▶ _Problem to work on_: Lines holding the string "юности" are the ones to copy; find them all in the data.

▶ _Data excerpts_:
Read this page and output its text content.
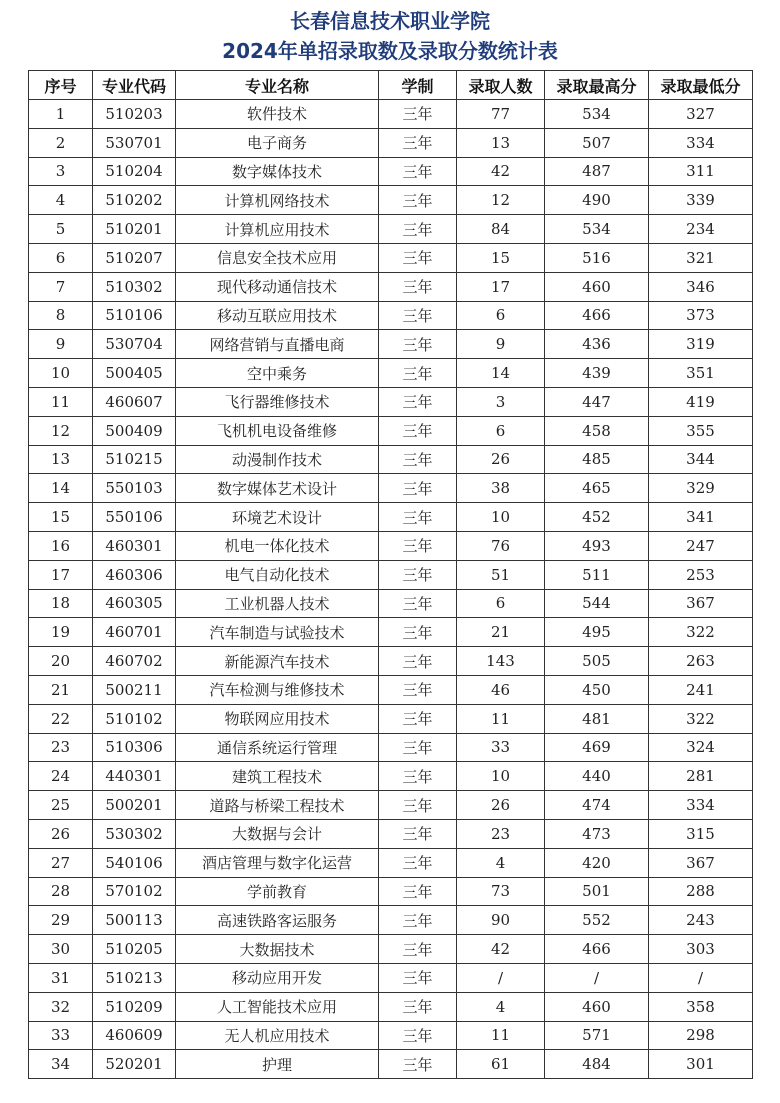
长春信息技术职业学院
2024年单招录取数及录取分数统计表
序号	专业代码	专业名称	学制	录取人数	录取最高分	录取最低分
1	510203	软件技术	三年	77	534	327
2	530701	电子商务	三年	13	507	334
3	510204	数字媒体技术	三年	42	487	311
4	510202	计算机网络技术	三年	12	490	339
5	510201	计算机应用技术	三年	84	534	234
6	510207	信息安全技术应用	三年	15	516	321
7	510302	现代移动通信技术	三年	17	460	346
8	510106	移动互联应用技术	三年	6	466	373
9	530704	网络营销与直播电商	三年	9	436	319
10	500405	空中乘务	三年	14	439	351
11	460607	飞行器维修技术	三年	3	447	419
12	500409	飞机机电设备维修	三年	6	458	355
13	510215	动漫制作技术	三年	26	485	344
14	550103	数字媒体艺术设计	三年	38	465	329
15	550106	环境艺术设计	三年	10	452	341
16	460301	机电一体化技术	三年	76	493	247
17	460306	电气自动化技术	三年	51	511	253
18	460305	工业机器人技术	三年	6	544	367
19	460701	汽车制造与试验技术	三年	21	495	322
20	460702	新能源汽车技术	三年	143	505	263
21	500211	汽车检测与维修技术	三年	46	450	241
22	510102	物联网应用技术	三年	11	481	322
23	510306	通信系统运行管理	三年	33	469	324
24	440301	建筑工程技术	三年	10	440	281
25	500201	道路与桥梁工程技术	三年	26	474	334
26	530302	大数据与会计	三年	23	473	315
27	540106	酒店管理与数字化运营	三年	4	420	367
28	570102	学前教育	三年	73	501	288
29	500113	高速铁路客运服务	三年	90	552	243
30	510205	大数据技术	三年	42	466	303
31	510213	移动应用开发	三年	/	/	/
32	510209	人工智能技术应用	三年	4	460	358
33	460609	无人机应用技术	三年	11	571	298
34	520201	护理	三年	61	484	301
...
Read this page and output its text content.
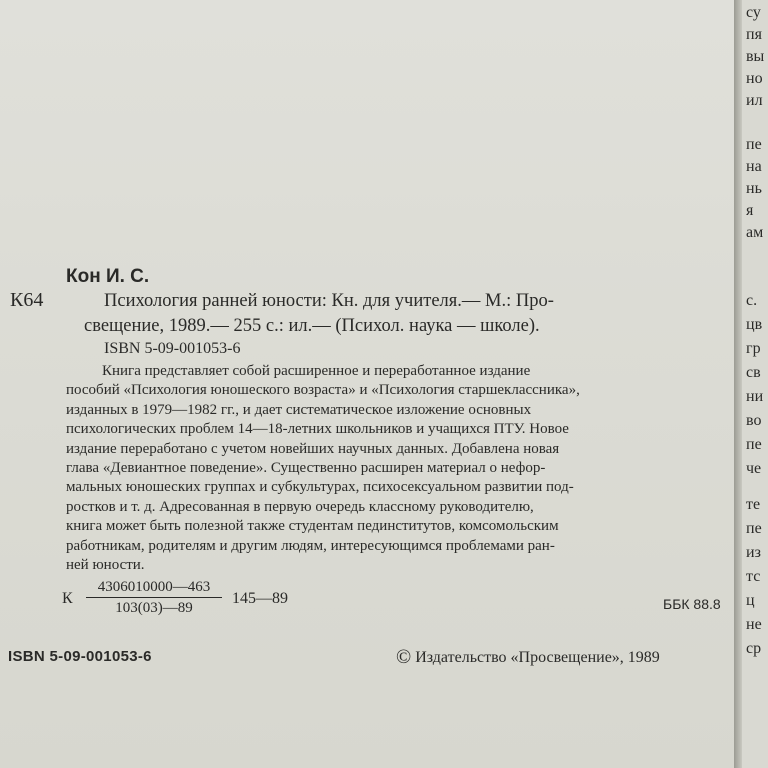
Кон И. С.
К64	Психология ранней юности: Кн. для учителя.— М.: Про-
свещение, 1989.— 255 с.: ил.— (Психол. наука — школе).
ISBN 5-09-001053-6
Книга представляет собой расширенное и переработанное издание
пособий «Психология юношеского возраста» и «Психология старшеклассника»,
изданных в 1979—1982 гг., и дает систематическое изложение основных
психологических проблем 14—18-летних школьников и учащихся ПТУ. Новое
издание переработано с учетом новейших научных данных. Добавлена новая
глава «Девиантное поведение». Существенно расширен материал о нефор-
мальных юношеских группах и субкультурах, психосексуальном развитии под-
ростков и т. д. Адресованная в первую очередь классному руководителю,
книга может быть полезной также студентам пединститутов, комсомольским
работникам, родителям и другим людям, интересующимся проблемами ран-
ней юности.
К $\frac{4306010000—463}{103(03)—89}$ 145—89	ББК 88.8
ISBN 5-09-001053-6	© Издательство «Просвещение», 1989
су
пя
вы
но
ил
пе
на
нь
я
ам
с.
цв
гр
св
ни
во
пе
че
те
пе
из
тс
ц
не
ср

▶ _Exercise response_:
К64	Психология ранней юности: Кн. для учителя.— М.: Про-
ней юности.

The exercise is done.